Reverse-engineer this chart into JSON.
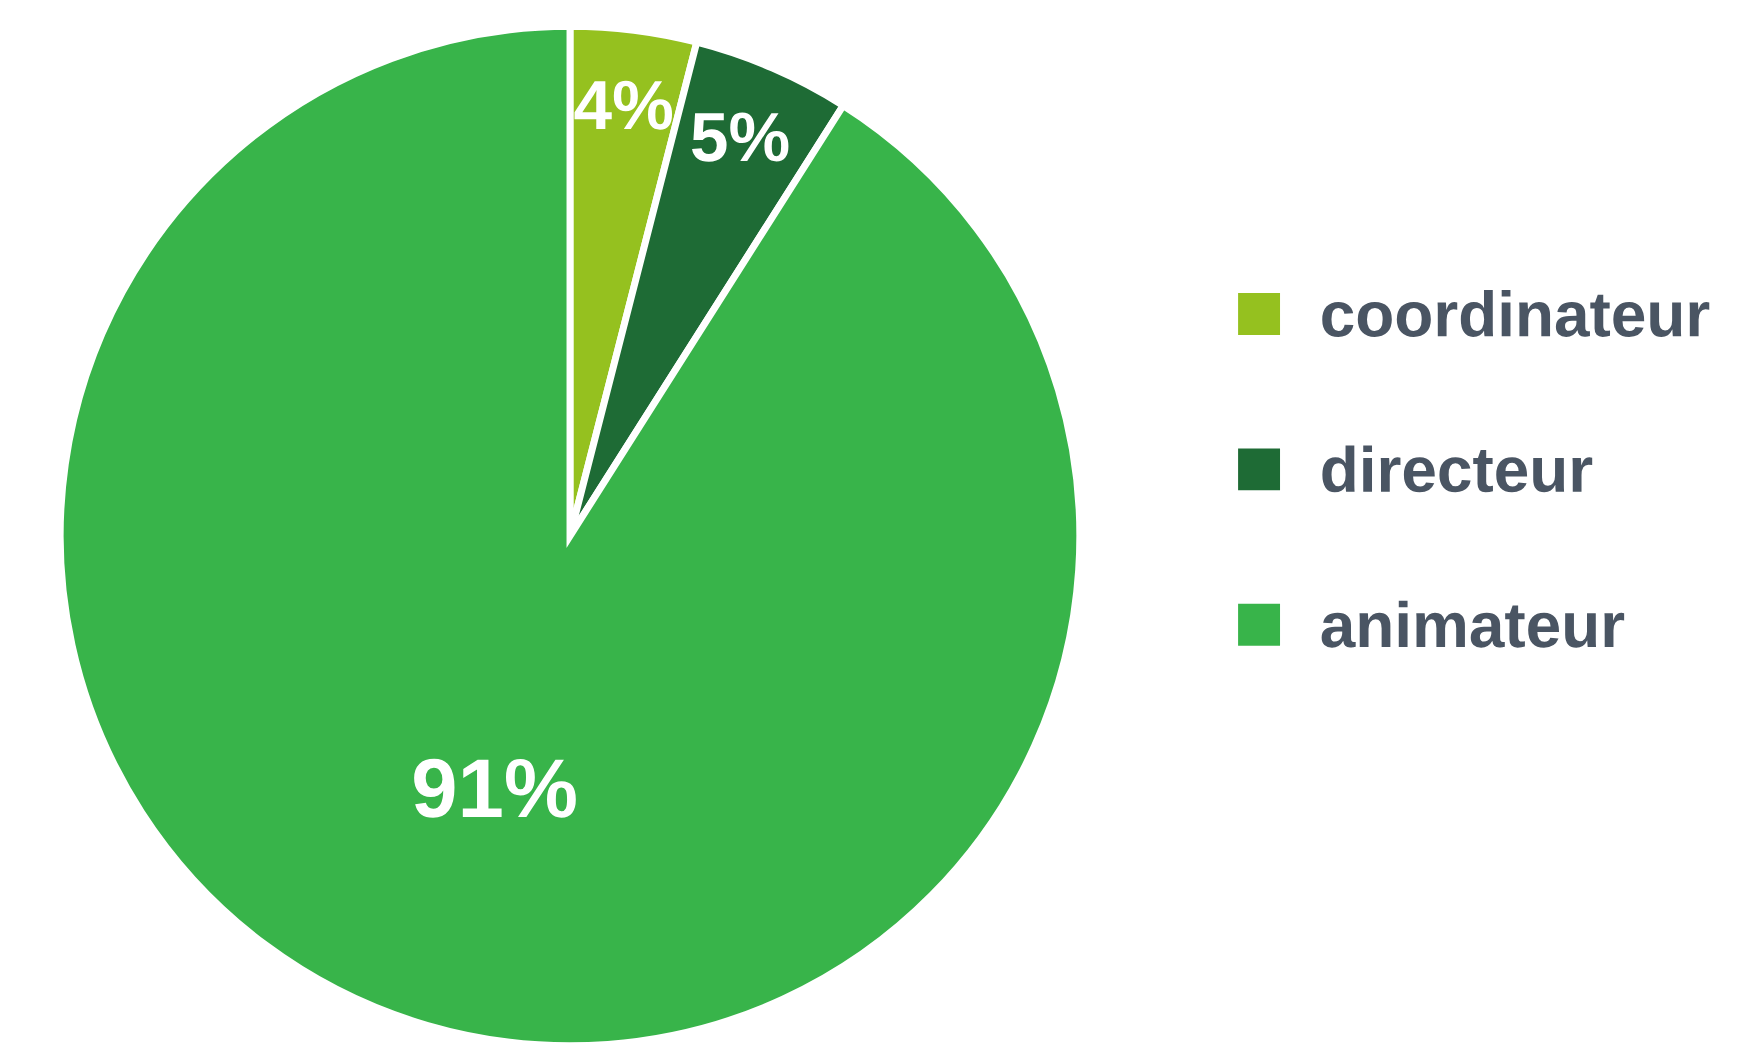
{
  "chart_data": {
    "type": "pie",
    "categories": [
      "coordinateur",
      "directeur",
      "animateur"
    ],
    "values": [
      4,
      5,
      91
    ],
    "value_labels": [
      "4%",
      "5%",
      "91%"
    ],
    "colors": [
      "#95c11f",
      "#1e6b35",
      "#38b44a"
    ],
    "legend": "right"
  }
}
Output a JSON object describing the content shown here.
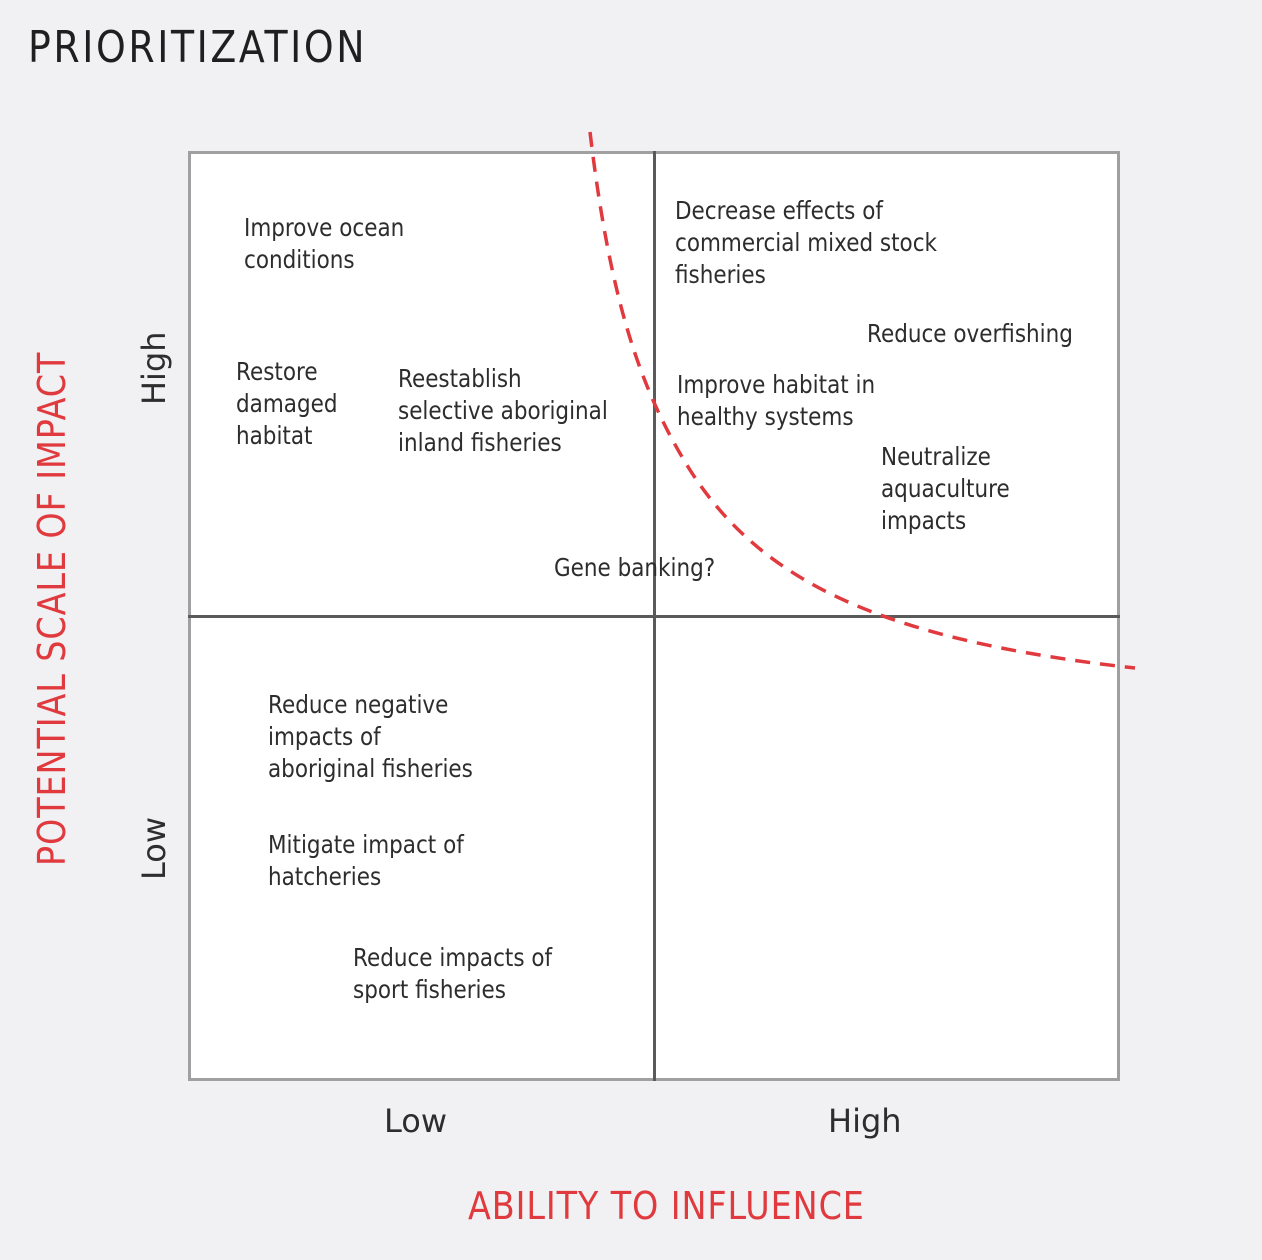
{
  "title": "PRIORITIZATION",
  "axes": {
    "x_label": "ABILITY TO INFLUENCE",
    "y_label": "POTENTIAL SCALE OF IMPACT",
    "x_ticks": [
      "Low",
      "High"
    ],
    "y_ticks": [
      "Low",
      "High"
    ],
    "label_color": "#e03a3e"
  },
  "items": {
    "improve_ocean": "Improve ocean\nconditions",
    "restore_habitat": "Restore\ndamaged\nhabitat",
    "reestablish": "Reestablish\nselective aboriginal\ninland fisheries",
    "gene_banking": "Gene banking?",
    "decrease_effects": "Decrease effects of\ncommercial mixed stock\nfisheries",
    "reduce_overfishing": "Reduce overfishing",
    "improve_habitat": "Improve habitat in\nhealthy systems",
    "neutralize": "Neutralize\naquaculture\nimpacts",
    "reduce_negative": "Reduce negative\nimpacts of\naboriginal fisheries",
    "mitigate": "Mitigate impact of\nhatcheries",
    "reduce_sport": "Reduce impacts of\nsport fisheries"
  },
  "curve": {
    "style": "dashed",
    "color": "#e03a3e"
  }
}
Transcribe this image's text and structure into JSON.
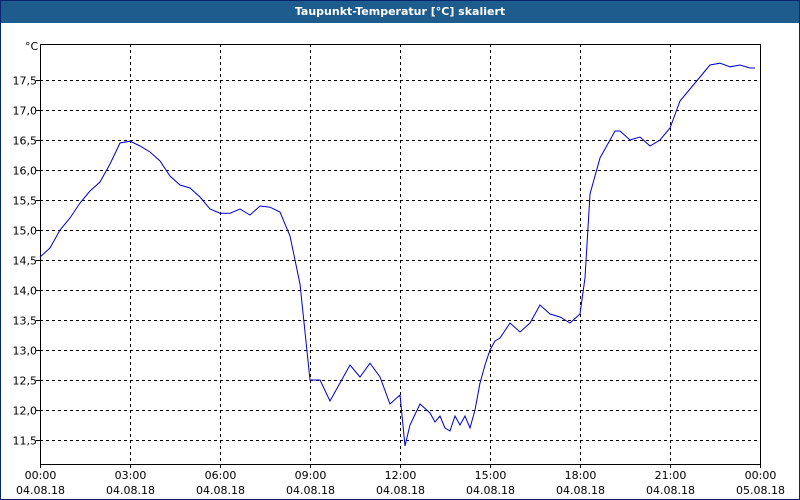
{
  "window": {
    "title": "Taupunkt-Temperatur [°C] skaliert"
  },
  "colors": {
    "titlebar": "#1d5c8d",
    "line": "#0000cc",
    "grid": "#000000",
    "background": "#ffffff"
  },
  "chart_data": {
    "type": "line",
    "title": "Taupunkt-Temperatur [°C] skaliert",
    "ylabel": "°C",
    "xlabel": "",
    "ylim": [
      11.1,
      18.1
    ],
    "xlim": [
      "2018-08-04 00:00",
      "2018-08-05 00:00"
    ],
    "grid": true,
    "y_ticks": [
      "11,5",
      "12,0",
      "12,5",
      "13,0",
      "13,5",
      "14,0",
      "14,5",
      "15,0",
      "15,5",
      "16,0",
      "16,5",
      "17,0",
      "17,5"
    ],
    "y_tick_values": [
      11.5,
      12.0,
      12.5,
      13.0,
      13.5,
      14.0,
      14.5,
      15.0,
      15.5,
      16.0,
      16.5,
      17.0,
      17.5
    ],
    "x_ticks": [
      {
        "time": "00:00",
        "date": "04.08.18"
      },
      {
        "time": "03:00",
        "date": "04.08.18"
      },
      {
        "time": "06:00",
        "date": "04.08.18"
      },
      {
        "time": "09:00",
        "date": "04.08.18"
      },
      {
        "time": "12:00",
        "date": "04.08.18"
      },
      {
        "time": "15:00",
        "date": "04.08.18"
      },
      {
        "time": "18:00",
        "date": "04.08.18"
      },
      {
        "time": "21:00",
        "date": "04.08.18"
      },
      {
        "time": "00:00",
        "date": "05.08.18"
      }
    ],
    "x_tick_hours": [
      0,
      3,
      6,
      9,
      12,
      15,
      18,
      21,
      24
    ],
    "series": [
      {
        "x": [
          "2018-08-04 00:00",
          "2018-08-04 00:20",
          "2018-08-04 00:40",
          "2018-08-04 01:00",
          "2018-08-04 01:20",
          "2018-08-04 01:40",
          "2018-08-04 02:00",
          "2018-08-04 02:20",
          "2018-08-04 02:40",
          "2018-08-04 03:00",
          "2018-08-04 03:20",
          "2018-08-04 03:40",
          "2018-08-04 04:00",
          "2018-08-04 04:20",
          "2018-08-04 04:40",
          "2018-08-04 05:00",
          "2018-08-04 05:20",
          "2018-08-04 05:40",
          "2018-08-04 06:00",
          "2018-08-04 06:20",
          "2018-08-04 06:40",
          "2018-08-04 07:00",
          "2018-08-04 07:20",
          "2018-08-04 07:40",
          "2018-08-04 08:00",
          "2018-08-04 08:20",
          "2018-08-04 08:40",
          "2018-08-04 09:00",
          "2018-08-04 09:10",
          "2018-08-04 09:20",
          "2018-08-04 09:40",
          "2018-08-04 10:00",
          "2018-08-04 10:20",
          "2018-08-04 10:40",
          "2018-08-04 11:00",
          "2018-08-04 11:20",
          "2018-08-04 11:40",
          "2018-08-04 12:00",
          "2018-08-04 12:10",
          "2018-08-04 12:20",
          "2018-08-04 12:40",
          "2018-08-04 13:00",
          "2018-08-04 13:10",
          "2018-08-04 13:20",
          "2018-08-04 13:30",
          "2018-08-04 13:40",
          "2018-08-04 13:50",
          "2018-08-04 14:00",
          "2018-08-04 14:10",
          "2018-08-04 14:20",
          "2018-08-04 14:30",
          "2018-08-04 14:40",
          "2018-08-04 14:50",
          "2018-08-04 15:00",
          "2018-08-04 15:10",
          "2018-08-04 15:20",
          "2018-08-04 15:40",
          "2018-08-04 16:00",
          "2018-08-04 16:20",
          "2018-08-04 16:40",
          "2018-08-04 17:00",
          "2018-08-04 17:20",
          "2018-08-04 17:40",
          "2018-08-04 18:00",
          "2018-08-04 18:10",
          "2018-08-04 18:20",
          "2018-08-04 18:40",
          "2018-08-04 18:50",
          "2018-08-04 19:00",
          "2018-08-04 19:10",
          "2018-08-04 19:20",
          "2018-08-04 19:40",
          "2018-08-04 20:00",
          "2018-08-04 20:20",
          "2018-08-04 20:40",
          "2018-08-04 21:00",
          "2018-08-04 21:20",
          "2018-08-04 21:40",
          "2018-08-04 22:00",
          "2018-08-04 22:20",
          "2018-08-04 22:40",
          "2018-08-04 23:00",
          "2018-08-04 23:20",
          "2018-08-04 23:40",
          "2018-08-04 23:50"
        ],
        "values": [
          14.55,
          14.7,
          15.0,
          15.2,
          15.45,
          15.65,
          15.8,
          16.1,
          16.45,
          16.48,
          16.4,
          16.3,
          16.15,
          15.9,
          15.75,
          15.7,
          15.55,
          15.35,
          15.28,
          15.28,
          15.35,
          15.25,
          15.4,
          15.38,
          15.3,
          14.9,
          14.1,
          12.5,
          12.5,
          12.5,
          12.15,
          12.45,
          12.75,
          12.55,
          12.78,
          12.55,
          12.1,
          12.25,
          11.4,
          11.75,
          12.1,
          11.95,
          11.8,
          11.9,
          11.7,
          11.65,
          11.9,
          11.75,
          11.9,
          11.7,
          12.0,
          12.45,
          12.75,
          13.0,
          13.15,
          13.2,
          13.45,
          13.3,
          13.45,
          13.75,
          13.6,
          13.55,
          13.45,
          13.6,
          14.2,
          15.6,
          16.2,
          16.35,
          16.5,
          16.65,
          16.65,
          16.5,
          16.55,
          16.4,
          16.5,
          16.7,
          17.15,
          17.35,
          17.55,
          17.75,
          17.78,
          17.72,
          17.75,
          17.7,
          17.7
        ]
      }
    ]
  }
}
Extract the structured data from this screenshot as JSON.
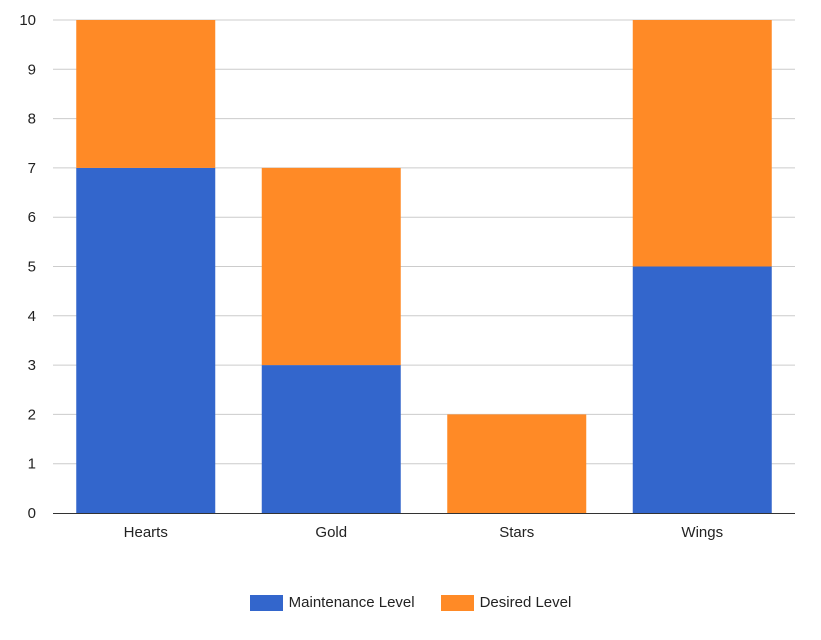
{
  "chart_data": {
    "type": "bar",
    "stacked": true,
    "categories": [
      "Hearts",
      "Gold",
      "Stars",
      "Wings"
    ],
    "series": [
      {
        "name": "Maintenance Level",
        "values": [
          7,
          3,
          0,
          5
        ],
        "color": "#3366cc"
      },
      {
        "name": "Desired Level",
        "values": [
          3,
          4,
          2,
          5
        ],
        "color": "#ff8a26"
      }
    ],
    "title": "",
    "xlabel": "",
    "ylabel": "",
    "ylim": [
      0,
      10
    ],
    "yticks": [
      "0",
      "1",
      "2",
      "3",
      "4",
      "5",
      "6",
      "7",
      "8",
      "9",
      "10"
    ],
    "grid": true,
    "legend_position": "bottom"
  }
}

> **Aim**:
Extract, from the material above, each line holding the word "Temperatur".

> **Correct answer**:
    "title": "Taupunkt-Temperatur [°C] skaliert"
    "title": "Taupunkt-Temperatur [°C] skaliert",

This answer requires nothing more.